--- AIM ---
Look through the material below. Copy each line that contains the string "buzele".

--- PROVIDED INFORMATION ---
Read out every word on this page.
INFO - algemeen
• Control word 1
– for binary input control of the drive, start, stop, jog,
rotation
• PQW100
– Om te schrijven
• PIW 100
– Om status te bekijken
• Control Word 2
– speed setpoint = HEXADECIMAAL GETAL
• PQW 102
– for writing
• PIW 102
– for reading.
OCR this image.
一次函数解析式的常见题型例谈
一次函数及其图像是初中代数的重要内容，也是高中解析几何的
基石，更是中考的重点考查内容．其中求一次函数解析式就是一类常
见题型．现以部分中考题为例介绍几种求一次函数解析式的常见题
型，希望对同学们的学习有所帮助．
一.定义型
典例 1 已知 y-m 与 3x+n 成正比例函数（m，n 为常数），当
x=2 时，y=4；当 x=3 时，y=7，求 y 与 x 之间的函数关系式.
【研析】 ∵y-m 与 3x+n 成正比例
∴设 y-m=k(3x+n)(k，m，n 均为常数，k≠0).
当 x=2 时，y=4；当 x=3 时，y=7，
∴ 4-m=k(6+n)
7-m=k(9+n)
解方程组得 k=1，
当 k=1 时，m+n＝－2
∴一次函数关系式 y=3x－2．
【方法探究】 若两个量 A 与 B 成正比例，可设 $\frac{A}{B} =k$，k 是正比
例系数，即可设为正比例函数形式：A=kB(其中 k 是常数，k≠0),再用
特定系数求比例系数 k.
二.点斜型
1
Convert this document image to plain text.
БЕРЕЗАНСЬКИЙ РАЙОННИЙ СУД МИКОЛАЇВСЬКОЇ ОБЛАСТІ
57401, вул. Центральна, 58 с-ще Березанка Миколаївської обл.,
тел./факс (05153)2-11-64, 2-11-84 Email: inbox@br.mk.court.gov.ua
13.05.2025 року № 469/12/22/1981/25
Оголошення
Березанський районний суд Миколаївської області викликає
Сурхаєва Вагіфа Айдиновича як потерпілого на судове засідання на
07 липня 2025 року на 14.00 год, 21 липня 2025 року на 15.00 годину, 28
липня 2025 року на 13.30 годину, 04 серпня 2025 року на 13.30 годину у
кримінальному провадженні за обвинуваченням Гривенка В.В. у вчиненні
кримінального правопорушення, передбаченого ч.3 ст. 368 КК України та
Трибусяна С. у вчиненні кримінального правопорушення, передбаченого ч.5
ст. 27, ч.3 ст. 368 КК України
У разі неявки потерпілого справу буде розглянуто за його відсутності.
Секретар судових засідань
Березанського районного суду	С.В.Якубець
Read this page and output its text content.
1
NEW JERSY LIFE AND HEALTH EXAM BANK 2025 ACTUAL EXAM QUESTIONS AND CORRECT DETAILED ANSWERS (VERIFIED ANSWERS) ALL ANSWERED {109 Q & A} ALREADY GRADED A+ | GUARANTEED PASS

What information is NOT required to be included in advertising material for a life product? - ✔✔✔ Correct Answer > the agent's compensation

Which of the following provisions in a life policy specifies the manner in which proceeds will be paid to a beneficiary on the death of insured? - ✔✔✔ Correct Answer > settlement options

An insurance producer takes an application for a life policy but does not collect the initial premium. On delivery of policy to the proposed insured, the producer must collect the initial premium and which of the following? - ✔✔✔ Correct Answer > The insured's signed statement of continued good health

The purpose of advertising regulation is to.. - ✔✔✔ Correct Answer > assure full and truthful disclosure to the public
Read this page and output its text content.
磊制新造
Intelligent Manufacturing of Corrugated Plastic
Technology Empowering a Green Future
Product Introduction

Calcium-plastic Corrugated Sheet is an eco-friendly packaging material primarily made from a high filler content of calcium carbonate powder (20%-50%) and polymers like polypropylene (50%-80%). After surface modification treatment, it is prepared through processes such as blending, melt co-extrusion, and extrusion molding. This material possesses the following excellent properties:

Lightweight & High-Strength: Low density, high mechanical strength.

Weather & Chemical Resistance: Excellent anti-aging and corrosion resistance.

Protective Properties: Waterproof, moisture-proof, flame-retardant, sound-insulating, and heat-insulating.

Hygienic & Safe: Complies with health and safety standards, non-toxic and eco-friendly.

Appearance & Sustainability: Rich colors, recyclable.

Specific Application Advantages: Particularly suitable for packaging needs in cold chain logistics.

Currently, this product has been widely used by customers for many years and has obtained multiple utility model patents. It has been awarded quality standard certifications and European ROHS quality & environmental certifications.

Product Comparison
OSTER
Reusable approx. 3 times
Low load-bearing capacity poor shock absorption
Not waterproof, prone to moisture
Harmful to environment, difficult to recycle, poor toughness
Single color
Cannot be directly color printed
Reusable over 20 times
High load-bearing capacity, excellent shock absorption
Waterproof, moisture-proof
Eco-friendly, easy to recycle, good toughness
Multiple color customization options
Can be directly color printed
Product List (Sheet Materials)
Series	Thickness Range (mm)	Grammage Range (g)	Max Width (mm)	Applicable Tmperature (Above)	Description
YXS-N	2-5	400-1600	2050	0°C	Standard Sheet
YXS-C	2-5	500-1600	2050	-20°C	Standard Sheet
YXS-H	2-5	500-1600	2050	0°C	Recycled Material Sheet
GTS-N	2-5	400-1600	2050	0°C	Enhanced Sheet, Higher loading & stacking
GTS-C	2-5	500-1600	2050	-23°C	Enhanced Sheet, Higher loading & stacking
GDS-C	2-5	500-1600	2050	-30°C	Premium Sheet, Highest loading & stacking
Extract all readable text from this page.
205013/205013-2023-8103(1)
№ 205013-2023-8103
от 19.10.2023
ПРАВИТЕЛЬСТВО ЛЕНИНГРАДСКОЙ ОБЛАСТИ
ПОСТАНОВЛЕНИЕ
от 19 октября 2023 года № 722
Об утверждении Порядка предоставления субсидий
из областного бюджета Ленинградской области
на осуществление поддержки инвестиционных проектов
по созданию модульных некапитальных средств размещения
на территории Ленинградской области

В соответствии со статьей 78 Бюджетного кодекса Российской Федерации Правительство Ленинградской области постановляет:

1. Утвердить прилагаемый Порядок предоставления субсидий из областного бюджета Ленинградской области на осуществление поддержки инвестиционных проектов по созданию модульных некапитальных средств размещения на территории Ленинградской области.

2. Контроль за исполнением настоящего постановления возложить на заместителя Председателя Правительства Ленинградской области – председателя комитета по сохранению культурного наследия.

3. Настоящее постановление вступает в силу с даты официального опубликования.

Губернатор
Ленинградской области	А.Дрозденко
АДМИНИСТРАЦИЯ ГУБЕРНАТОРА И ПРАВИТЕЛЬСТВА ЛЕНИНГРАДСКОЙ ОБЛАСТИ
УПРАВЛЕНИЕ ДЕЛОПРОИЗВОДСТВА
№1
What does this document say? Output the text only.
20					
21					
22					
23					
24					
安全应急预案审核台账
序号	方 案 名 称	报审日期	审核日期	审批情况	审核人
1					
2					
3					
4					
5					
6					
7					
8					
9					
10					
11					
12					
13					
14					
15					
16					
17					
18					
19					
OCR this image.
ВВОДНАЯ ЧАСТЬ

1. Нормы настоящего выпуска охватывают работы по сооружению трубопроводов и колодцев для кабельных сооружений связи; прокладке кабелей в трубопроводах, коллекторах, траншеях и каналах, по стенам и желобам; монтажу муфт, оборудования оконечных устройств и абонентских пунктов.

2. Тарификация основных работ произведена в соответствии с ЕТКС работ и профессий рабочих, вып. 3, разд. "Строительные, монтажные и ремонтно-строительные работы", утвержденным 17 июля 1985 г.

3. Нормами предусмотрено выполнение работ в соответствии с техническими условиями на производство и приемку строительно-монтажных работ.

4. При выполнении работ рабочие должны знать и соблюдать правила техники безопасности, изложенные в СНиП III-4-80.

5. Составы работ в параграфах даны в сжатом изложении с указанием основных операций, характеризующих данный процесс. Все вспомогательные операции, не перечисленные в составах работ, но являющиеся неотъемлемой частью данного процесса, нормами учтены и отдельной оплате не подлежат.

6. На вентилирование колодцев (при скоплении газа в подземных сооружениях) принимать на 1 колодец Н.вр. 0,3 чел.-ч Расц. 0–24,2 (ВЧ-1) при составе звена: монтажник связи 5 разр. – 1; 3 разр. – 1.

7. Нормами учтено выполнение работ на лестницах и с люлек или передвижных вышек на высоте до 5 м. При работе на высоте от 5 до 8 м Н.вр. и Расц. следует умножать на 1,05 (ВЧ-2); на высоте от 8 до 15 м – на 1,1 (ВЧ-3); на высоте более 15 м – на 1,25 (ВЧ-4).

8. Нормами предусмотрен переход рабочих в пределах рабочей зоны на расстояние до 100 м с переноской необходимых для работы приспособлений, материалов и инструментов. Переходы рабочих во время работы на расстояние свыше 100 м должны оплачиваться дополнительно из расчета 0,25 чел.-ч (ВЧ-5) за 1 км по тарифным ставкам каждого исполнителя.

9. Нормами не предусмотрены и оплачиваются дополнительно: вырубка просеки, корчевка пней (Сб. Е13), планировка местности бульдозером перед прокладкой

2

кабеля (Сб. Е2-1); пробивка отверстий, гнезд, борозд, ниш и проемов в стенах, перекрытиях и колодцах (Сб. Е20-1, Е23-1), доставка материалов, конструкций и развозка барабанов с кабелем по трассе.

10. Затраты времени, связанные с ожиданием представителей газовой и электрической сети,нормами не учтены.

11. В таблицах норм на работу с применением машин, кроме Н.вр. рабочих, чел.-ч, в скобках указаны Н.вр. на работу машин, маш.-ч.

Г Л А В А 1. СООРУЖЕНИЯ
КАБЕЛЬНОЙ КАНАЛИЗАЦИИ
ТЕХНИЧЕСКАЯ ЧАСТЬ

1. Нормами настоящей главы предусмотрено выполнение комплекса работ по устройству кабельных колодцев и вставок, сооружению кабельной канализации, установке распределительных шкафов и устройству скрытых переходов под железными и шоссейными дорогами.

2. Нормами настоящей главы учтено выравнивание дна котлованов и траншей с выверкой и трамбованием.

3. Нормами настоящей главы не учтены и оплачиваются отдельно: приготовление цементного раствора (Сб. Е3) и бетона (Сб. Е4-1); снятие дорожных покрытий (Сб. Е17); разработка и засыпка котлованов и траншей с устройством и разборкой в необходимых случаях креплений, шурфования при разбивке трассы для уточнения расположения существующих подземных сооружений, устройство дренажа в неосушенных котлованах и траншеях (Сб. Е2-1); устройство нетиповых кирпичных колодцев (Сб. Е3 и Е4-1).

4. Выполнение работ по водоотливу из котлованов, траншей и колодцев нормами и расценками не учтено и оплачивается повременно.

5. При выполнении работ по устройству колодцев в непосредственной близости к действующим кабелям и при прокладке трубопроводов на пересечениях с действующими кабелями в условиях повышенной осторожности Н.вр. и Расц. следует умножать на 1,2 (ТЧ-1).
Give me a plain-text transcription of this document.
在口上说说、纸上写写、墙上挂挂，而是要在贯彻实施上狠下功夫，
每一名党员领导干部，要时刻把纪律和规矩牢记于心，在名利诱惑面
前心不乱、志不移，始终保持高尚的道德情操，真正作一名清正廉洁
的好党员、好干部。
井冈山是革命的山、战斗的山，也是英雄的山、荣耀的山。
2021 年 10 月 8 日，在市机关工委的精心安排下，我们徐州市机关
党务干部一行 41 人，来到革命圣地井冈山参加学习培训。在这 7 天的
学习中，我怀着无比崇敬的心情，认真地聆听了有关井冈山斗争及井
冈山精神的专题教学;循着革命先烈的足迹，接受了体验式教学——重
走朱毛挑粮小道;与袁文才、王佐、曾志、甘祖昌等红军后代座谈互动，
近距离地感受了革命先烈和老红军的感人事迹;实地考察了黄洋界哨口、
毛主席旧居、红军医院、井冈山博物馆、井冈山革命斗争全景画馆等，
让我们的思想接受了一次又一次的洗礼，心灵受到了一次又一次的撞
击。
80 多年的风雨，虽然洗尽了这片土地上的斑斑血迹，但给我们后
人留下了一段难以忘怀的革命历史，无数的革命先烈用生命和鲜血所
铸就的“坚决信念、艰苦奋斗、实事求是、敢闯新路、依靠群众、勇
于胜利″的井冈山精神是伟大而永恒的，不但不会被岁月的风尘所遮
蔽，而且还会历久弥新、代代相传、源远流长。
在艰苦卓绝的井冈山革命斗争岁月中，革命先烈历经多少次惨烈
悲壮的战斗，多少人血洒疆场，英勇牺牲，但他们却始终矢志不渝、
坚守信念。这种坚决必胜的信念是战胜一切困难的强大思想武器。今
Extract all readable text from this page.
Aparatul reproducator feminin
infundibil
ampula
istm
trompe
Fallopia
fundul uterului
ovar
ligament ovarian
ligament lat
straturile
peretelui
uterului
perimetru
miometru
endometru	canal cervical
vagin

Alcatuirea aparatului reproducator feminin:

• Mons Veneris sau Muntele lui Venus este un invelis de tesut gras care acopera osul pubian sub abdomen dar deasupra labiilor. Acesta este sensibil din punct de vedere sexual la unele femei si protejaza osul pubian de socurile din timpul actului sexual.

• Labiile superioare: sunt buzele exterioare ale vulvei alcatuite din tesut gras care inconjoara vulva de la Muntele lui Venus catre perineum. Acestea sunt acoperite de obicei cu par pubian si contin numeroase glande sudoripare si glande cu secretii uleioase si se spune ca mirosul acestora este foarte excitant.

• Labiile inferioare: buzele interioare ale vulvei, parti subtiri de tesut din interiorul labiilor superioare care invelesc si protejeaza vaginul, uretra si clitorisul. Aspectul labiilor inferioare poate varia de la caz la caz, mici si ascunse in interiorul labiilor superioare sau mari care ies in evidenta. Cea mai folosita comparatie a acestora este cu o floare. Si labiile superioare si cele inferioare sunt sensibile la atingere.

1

--- THE COMPLETED TASK ---
• Labiile superioare: sunt buzele exterioare ale vulvei alcatuite din tesut gras care inconjoara vulva de la Muntele lui Venus catre perineum. Acestea sunt acoperite de obicei cu par pubian si contin numeroase glande sudoripare si glande cu secretii uleioase si se spune ca mirosul acestora este foarte excitant.
• Labiile inferioare: buzele interioare ale vulvei, parti subtiri de tesut din interiorul labiilor superioare care invelesc si protejeaza vaginul, uretra si clitorisul. Aspectul labiilor inferioare poate varia de la caz la caz, mici si ascunse in interiorul labiilor superioare sau mari care ies in evidenta. Cea mai folosita comparatie a acestora este cu o floare. Si labiile superioare si cele inferioare sunt sensibile la atingere.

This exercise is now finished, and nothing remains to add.